§ Exercise: Reproduce all records exactly.

#### Material provided

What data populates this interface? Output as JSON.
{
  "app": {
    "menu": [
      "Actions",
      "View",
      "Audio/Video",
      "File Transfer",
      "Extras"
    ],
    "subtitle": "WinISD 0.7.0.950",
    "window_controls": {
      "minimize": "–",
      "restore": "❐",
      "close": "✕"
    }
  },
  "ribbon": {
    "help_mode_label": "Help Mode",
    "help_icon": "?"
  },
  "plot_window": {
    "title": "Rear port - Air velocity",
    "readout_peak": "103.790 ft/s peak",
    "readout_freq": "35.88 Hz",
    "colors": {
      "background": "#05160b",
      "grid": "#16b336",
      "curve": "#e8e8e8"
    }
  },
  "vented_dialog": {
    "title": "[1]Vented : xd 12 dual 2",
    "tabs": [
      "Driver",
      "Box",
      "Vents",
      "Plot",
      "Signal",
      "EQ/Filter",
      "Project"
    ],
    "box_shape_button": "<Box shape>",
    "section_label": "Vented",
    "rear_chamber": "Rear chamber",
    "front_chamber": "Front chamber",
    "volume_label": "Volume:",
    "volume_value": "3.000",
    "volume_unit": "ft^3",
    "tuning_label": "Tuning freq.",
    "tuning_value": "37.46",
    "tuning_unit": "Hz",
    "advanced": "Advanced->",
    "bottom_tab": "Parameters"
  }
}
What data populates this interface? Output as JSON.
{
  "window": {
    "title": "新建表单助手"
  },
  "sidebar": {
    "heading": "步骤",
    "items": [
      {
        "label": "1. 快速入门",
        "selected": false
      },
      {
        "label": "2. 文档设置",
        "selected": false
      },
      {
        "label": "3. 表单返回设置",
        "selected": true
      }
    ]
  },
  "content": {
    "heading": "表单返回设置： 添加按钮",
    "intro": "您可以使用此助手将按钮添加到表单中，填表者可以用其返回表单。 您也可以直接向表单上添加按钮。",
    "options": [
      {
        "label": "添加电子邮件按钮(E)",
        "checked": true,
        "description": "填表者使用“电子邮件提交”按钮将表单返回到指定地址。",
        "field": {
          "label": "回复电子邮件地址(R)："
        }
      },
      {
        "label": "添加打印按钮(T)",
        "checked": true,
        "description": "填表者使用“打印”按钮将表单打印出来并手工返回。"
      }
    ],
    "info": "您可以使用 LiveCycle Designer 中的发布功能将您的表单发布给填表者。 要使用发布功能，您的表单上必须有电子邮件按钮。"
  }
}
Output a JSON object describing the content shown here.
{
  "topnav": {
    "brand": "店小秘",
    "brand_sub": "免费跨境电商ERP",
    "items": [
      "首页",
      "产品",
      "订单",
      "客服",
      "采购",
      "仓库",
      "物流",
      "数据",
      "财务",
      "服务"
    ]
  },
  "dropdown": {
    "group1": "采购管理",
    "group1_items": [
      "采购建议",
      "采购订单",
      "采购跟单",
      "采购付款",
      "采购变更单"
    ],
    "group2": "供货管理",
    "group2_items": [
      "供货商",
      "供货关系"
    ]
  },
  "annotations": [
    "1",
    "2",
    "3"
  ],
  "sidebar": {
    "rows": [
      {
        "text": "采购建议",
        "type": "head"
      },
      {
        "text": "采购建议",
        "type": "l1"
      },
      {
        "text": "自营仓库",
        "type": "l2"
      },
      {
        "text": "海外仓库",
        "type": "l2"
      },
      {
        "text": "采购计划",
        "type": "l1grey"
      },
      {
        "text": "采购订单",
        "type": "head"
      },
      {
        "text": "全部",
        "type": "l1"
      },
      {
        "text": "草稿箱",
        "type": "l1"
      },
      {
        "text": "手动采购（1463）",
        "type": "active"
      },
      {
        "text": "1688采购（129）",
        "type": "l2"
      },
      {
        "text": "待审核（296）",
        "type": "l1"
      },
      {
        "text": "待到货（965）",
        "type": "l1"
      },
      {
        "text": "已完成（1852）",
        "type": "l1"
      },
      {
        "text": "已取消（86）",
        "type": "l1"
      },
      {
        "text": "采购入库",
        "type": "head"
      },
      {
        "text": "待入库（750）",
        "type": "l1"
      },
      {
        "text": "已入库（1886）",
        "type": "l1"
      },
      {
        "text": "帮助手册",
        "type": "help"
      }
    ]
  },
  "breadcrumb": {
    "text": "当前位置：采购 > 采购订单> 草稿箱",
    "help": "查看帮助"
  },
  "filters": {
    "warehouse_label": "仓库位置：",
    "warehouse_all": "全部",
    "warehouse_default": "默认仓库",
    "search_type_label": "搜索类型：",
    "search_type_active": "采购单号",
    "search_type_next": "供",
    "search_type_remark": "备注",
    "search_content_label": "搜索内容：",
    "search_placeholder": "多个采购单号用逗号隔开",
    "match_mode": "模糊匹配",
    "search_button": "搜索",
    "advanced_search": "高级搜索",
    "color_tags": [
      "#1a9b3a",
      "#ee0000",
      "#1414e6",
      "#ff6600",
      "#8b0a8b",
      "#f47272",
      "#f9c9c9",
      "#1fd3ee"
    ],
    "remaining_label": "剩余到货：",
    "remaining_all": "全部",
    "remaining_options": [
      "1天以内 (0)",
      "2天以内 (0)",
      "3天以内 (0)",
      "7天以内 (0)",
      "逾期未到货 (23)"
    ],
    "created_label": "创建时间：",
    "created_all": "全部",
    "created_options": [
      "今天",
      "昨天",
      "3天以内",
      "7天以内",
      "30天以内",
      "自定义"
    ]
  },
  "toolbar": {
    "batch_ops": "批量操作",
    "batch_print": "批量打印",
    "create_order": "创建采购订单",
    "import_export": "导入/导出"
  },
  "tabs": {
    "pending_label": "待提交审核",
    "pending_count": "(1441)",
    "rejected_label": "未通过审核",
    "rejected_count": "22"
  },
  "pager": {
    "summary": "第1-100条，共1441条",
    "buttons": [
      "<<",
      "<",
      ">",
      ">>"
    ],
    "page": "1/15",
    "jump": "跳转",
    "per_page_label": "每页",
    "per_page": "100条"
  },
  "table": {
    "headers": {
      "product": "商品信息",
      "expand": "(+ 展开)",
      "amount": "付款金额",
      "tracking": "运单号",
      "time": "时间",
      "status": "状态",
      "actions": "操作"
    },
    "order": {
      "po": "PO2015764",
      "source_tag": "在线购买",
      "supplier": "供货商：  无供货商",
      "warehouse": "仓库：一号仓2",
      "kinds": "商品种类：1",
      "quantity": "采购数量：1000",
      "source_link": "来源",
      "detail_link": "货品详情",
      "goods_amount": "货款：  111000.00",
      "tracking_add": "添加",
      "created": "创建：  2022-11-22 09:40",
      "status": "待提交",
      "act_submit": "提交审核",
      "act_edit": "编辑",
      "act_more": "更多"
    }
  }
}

########

§ Completed task:
What data populates this interface? Output as JSON.
{
  "app": {
    "menu": [
      "Actions",
      "View",
      "Audio/Video",
      "File Transfer",
      "Extras"
    ],
    "subtitle": "WinISD 0.7.0.950",
    "window_controls": {
      "minimize": "–",
      "restore": "❐",
      "close": "✕"
    }
  },
  "ribbon": {
    "help_mode_label": "Help Mode",
    "help_icon": "?"
  },
  "plot_window": {
    "title": "Rear port - Air velocity",
    "readout_peak": "103.790 ft/s peak",
    "readout_freq": "35.88 Hz",
    "colors": {
      "background": "#05160b",
      "grid": "#16b336",
      "curve": "#e8e8e8"
    }
  },
  "vented_dialog": {
    "title": "[1]Vented : xd 12 dual 2",
    "tabs": [
      "Driver",
      "Box",
      "Vents",
      "Plot",
      "Signal",
      "EQ/Filter",
      "Project"
    ],
    "box_shape_button": "<Box shape>",
    "section_label": "Vented",
    "rear_chamber": "Rear chamber",
    "front_chamber": "Front chamber",
    "volume_label": "Volume:",
    "volume_value": "3.000",
    "volume_unit": "ft^3",
    "tuning_label": "Tuning freq.",
    "tuning_value": "37.46",
    "tuning_unit": "Hz",
    "advanced": "Advanced->",
    "bottom_tab": "Parameters"
  }
}
What data populates this interface? Output as JSON.
{
  "window": {
    "title": "新建表单助手"
  },
  "sidebar": {
    "heading": "步骤",
    "items": [
      {
        "label": "1. 快速入门",
        "selected": false
      },
      {
        "label": "2. 文档设置",
        "selected": false
      },
      {
        "label": "3. 表单返回设置",
        "selected": true
      }
    ]
  },
  "content": {
    "heading": "表单返回设置： 添加按钮",
    "intro": "您可以使用此助手将按钮添加到表单中，填表者可以用其返回表单。 您也可以直接向表单上添加按钮。",
    "options": [
      {
        "label": "添加电子邮件按钮(E)",
        "checked": true,
        "description": "填表者使用“电子邮件提交”按钮将表单返回到指定地址。",
        "field": {
          "label": "回复电子邮件地址(R)："
        }
      },
      {
        "label": "添加打印按钮(T)",
        "checked": true,
        "description": "填表者使用“打印”按钮将表单打印出来并手工返回。"
      }
    ],
    "info": "您可以使用 LiveCycle Designer 中的发布功能将您的表单发布给填表者。 要使用发布功能，您的表单上必须有电子邮件按钮。"
  }
}
Output a JSON object describing the content shown here.
{
  "topnav": {
    "brand": "店小秘",
    "brand_sub": "免费跨境电商ERP",
    "items": [
      "首页",
      "产品",
      "订单",
      "客服",
      "采购",
      "仓库",
      "物流",
      "数据",
      "财务",
      "服务"
    ]
  },
  "dropdown": {
    "group1": "采购管理",
    "group1_items": [
      "采购建议",
      "采购订单",
      "采购跟单",
      "采购付款",
      "采购变更单"
    ],
    "group2": "供货管理",
    "group2_items": [
      "供货商",
      "供货关系"
    ]
  },
  "annotations": [
    "1",
    "2",
    "3"
  ],
  "sidebar": {
    "rows": [
      {
        "text": "采购建议",
        "type": "head"
      },
      {
        "text": "采购建议",
        "type": "l1"
      },
      {
        "text": "自营仓库",
        "type": "l2"
      },
      {
        "text": "海外仓库",
        "type": "l2"
      },
      {
        "text": "采购计划",
        "type": "l1grey"
      },
      {
        "text": "采购订单",
        "type": "head"
      },
      {
        "text": "全部",
        "type": "l1"
      },
      {
        "text": "草稿箱",
        "type": "l1"
      },
      {
        "text": "手动采购（1463）",
        "type": "active"
      },
      {
        "text": "1688采购（129）",
        "type": "l2"
      },
      {
        "text": "待审核（296）",
        "type": "l1"
      },
      {
        "text": "待到货（965）",
        "type": "l1"
      },
      {
        "text": "已完成（1852）",
        "type": "l1"
      },
      {
        "text": "已取消（86）",
        "type": "l1"
      },
      {
        "text": "采购入库",
        "type": "head"
      },
      {
        "text": "待入库（750）",
        "type": "l1"
      },
      {
        "text": "已入库（1886）",
        "type": "l1"
      },
      {
        "text": "帮助手册",
        "type": "help"
      }
    ]
  },
  "breadcrumb": {
    "text": "当前位置：采购 > 采购订单> 草稿箱",
    "help": "查看帮助"
  },
  "filters": {
    "warehouse_label": "仓库位置：",
    "warehouse_all": "全部",
    "warehouse_default": "默认仓库",
    "search_type_label": "搜索类型：",
    "search_type_active": "采购单号",
    "search_type_next": "供",
    "search_type_remark": "备注",
    "search_content_label": "搜索内容：",
    "search_placeholder": "多个采购单号用逗号隔开",
    "match_mode": "模糊匹配",
    "search_button": "搜索",
    "advanced_search": "高级搜索",
    "color_tags": [
      "#1a9b3a",
      "#ee0000",
      "#1414e6",
      "#ff6600",
      "#8b0a8b",
      "#f47272",
      "#f9c9c9",
      "#1fd3ee"
    ],
    "remaining_label": "剩余到货：",
    "remaining_all": "全部",
    "remaining_options": [
      "1天以内 (0)",
      "2天以内 (0)",
      "3天以内 (0)",
      "7天以内 (0)",
      "逾期未到货 (23)"
    ],
    "created_label": "创建时间：",
    "created_all": "全部",
    "created_options": [
      "今天",
      "昨天",
      "3天以内",
      "7天以内",
      "30天以内",
      "自定义"
    ]
  },
  "toolbar": {
    "batch_ops": "批量操作",
    "batch_print": "批量打印",
    "create_order": "创建采购订单",
    "import_export": "导入/导出"
  },
  "tabs": {
    "pending_label": "待提交审核",
    "pending_count": "(1441)",
    "rejected_label": "未通过审核",
    "rejected_count": "22"
  },
  "pager": {
    "summary": "第1-100条，共1441条",
    "buttons": [
      "<<",
      "<",
      ">",
      ">>"
    ],
    "page": "1/15",
    "jump": "跳转",
    "per_page_label": "每页",
    "per_page": "100条"
  },
  "table": {
    "headers": {
      "product": "商品信息",
      "expand": "(+ 展开)",
      "amount": "付款金额",
      "tracking": "运单号",
      "time": "时间",
      "status": "状态",
      "actions": "操作"
    },
    "order": {
      "po": "PO2015764",
      "source_tag": "在线购买",
      "supplier": "供货商：  无供货商",
      "warehouse": "仓库：一号仓2",
      "kinds": "商品种类：1",
      "quantity": "采购数量：1000",
      "source_link": "来源",
      "detail_link": "货品详情",
      "goods_amount": "货款：  111000.00",
      "tracking_add": "添加",
      "created": "创建：  2022-11-22 09:40",
      "status": "待提交",
      "act_submit": "提交审核",
      "act_edit": "编辑",
      "act_more": "更多"
    }
  }
}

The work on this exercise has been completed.